Task:
Every line below must be reproduced exactly. Copy them all.

Provided records:
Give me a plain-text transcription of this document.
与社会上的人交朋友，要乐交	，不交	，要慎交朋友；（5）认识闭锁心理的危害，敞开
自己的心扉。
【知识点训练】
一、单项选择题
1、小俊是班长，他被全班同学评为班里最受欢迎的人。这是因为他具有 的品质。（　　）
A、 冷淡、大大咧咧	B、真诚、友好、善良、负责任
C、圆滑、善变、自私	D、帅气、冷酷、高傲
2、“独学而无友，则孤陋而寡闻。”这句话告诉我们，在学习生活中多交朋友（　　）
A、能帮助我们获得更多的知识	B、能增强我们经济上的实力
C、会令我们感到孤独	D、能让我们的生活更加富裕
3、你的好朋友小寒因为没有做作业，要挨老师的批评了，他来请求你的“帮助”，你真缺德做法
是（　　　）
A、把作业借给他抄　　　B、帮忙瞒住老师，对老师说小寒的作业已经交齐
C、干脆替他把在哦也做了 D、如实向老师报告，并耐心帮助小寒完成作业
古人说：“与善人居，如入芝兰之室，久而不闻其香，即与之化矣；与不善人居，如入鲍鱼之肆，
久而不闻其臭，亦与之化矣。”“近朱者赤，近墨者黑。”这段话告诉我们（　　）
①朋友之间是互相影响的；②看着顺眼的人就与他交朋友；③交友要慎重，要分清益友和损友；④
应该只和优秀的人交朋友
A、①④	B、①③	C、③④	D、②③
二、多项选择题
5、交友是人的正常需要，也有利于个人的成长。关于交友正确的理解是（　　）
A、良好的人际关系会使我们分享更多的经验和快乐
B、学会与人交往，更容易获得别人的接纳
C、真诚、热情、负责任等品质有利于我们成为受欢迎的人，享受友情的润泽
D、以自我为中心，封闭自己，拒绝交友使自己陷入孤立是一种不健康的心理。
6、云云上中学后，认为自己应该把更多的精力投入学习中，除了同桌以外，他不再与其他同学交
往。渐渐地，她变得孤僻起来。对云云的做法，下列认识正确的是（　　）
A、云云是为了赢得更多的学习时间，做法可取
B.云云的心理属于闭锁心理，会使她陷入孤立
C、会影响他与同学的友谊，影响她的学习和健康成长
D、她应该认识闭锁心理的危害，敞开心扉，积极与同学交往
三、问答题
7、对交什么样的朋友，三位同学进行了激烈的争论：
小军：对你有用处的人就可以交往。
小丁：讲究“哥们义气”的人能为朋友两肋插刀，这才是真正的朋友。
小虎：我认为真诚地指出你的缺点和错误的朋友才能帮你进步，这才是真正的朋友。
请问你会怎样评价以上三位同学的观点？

Result for this exercise:
Give me a plain-text transcription of this document.
与社会上的人交朋友，要乐交	，不交	，要慎交朋友；（5）认识闭锁心理的危害，敞开
自己的心扉。
【知识点训练】
一、单项选择题
1、小俊是班长，他被全班同学评为班里最受欢迎的人。这是因为他具有 的品质。（　　）
A、 冷淡、大大咧咧	B、真诚、友好、善良、负责任
C、圆滑、善变、自私	D、帅气、冷酷、高傲
2、“独学而无友，则孤陋而寡闻。”这句话告诉我们，在学习生活中多交朋友（　　）
A、能帮助我们获得更多的知识	B、能增强我们经济上的实力
C、会令我们感到孤独	D、能让我们的生活更加富裕
3、你的好朋友小寒因为没有做作业，要挨老师的批评了，他来请求你的“帮助”，你真缺德做法
是（　　　）
A、把作业借给他抄　　　B、帮忙瞒住老师，对老师说小寒的作业已经交齐
C、干脆替他把在哦也做了 D、如实向老师报告，并耐心帮助小寒完成作业
古人说：“与善人居，如入芝兰之室，久而不闻其香，即与之化矣；与不善人居，如入鲍鱼之肆，
久而不闻其臭，亦与之化矣。”“近朱者赤，近墨者黑。”这段话告诉我们（　　）
①朋友之间是互相影响的；②看着顺眼的人就与他交朋友；③交友要慎重，要分清益友和损友；④
应该只和优秀的人交朋友
A、①④	B、①③	C、③④	D、②③
二、多项选择题
5、交友是人的正常需要，也有利于个人的成长。关于交友正确的理解是（　　）
A、良好的人际关系会使我们分享更多的经验和快乐
B、学会与人交往，更容易获得别人的接纳
C、真诚、热情、负责任等品质有利于我们成为受欢迎的人，享受友情的润泽
D、以自我为中心，封闭自己，拒绝交友使自己陷入孤立是一种不健康的心理。
6、云云上中学后，认为自己应该把更多的精力投入学习中，除了同桌以外，他不再与其他同学交
往。渐渐地，她变得孤僻起来。对云云的做法，下列认识正确的是（　　）
A、云云是为了赢得更多的学习时间，做法可取
B.云云的心理属于闭锁心理，会使她陷入孤立
C、会影响他与同学的友谊，影响她的学习和健康成长
D、她应该认识闭锁心理的危害，敞开心扉，积极与同学交往
三、问答题
7、对交什么样的朋友，三位同学进行了激烈的争论：
小军：对你有用处的人就可以交往。
小丁：讲究“哥们义气”的人能为朋友两肋插刀，这才是真正的朋友。
小虎：我认为真诚地指出你的缺点和错误的朋友才能帮你进步，这才是真正的朋友。
请问你会怎样评价以上三位同学的观点？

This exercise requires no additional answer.